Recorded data
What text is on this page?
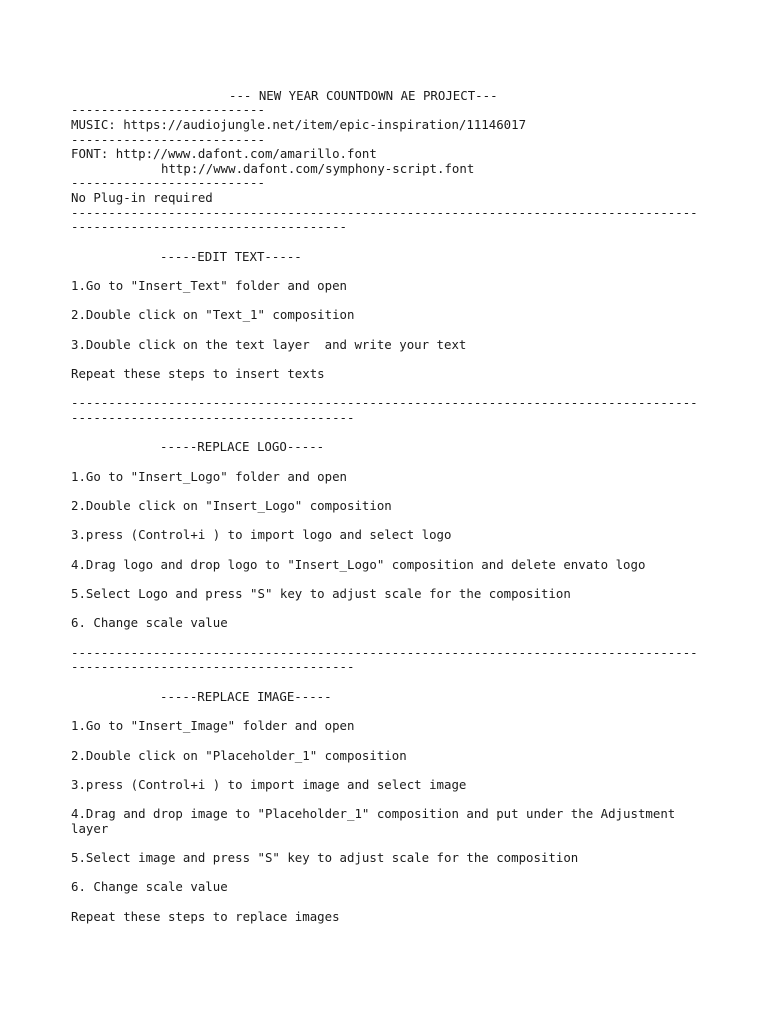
--- NEW YEAR COUNTDOWN AE PROJECT---

--------------------------

MUSIC: https://audiojungle.net/item/epic-inspiration/11146017

--------------------------

FONT: http://www.dafont.com/amarillo.font

http://www.dafont.com/symphony-script.font

--------------------------

No Plug-in required

------------------------------------------------------------------------------------

-------------------------------------

-----EDIT TEXT-----

1.Go to "Insert_Text" folder and open

2.Double click on "Text_1" composition

3.Double click on the text layer  and write your text

Repeat these steps to insert texts

------------------------------------------------------------------------------------

--------------------------------------

-----REPLACE LOGO-----

1.Go to "Insert_Logo" folder and open

2.Double click on "Insert_Logo" composition

3.press (Control+i ) to import logo and select logo

4.Drag logo and drop logo to "Insert_Logo" composition and delete envato logo

5.Select Logo and press "S" key to adjust scale for the composition

6. Change scale value

------------------------------------------------------------------------------------

--------------------------------------

-----REPLACE IMAGE-----

1.Go to "Insert_Image" folder and open

2.Double click on "Placeholder_1" composition

3.press (Control+i ) to import image and select image

4.Drag and drop image to "Placeholder_1" composition and put under the Adjustment

layer

5.Select image and press "S" key to adjust scale for the composition

6. Change scale value

Repeat these steps to replace images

Work instructions
Your task is to set down the records shown above exactly, minus any pictures.

Result for this task
What text is on this page?
--- NEW YEAR COUNTDOWN AE PROJECT---

--------------------------

MUSIC: https://audiojungle.net/item/epic-inspiration/11146017

--------------------------

FONT: http://www.dafont.com/amarillo.font

http://www.dafont.com/symphony-script.font

--------------------------

No Plug-in required

------------------------------------------------------------------------------------

-------------------------------------

-----EDIT TEXT-----

1.Go to "Insert_Text" folder and open

2.Double click on "Text_1" composition

3.Double click on the text layer  and write your text

Repeat these steps to insert texts

------------------------------------------------------------------------------------

--------------------------------------

-----REPLACE LOGO-----

1.Go to "Insert_Logo" folder and open

2.Double click on "Insert_Logo" composition

3.press (Control+i ) to import logo and select logo

4.Drag logo and drop logo to "Insert_Logo" composition and delete envato logo

5.Select Logo and press "S" key to adjust scale for the composition

6. Change scale value

------------------------------------------------------------------------------------

--------------------------------------

-----REPLACE IMAGE-----

1.Go to "Insert_Image" folder and open

2.Double click on "Placeholder_1" composition

3.press (Control+i ) to import image and select image

4.Drag and drop image to "Placeholder_1" composition and put under the Adjustment

layer

5.Select image and press "S" key to adjust scale for the composition

6. Change scale value

Repeat these steps to replace images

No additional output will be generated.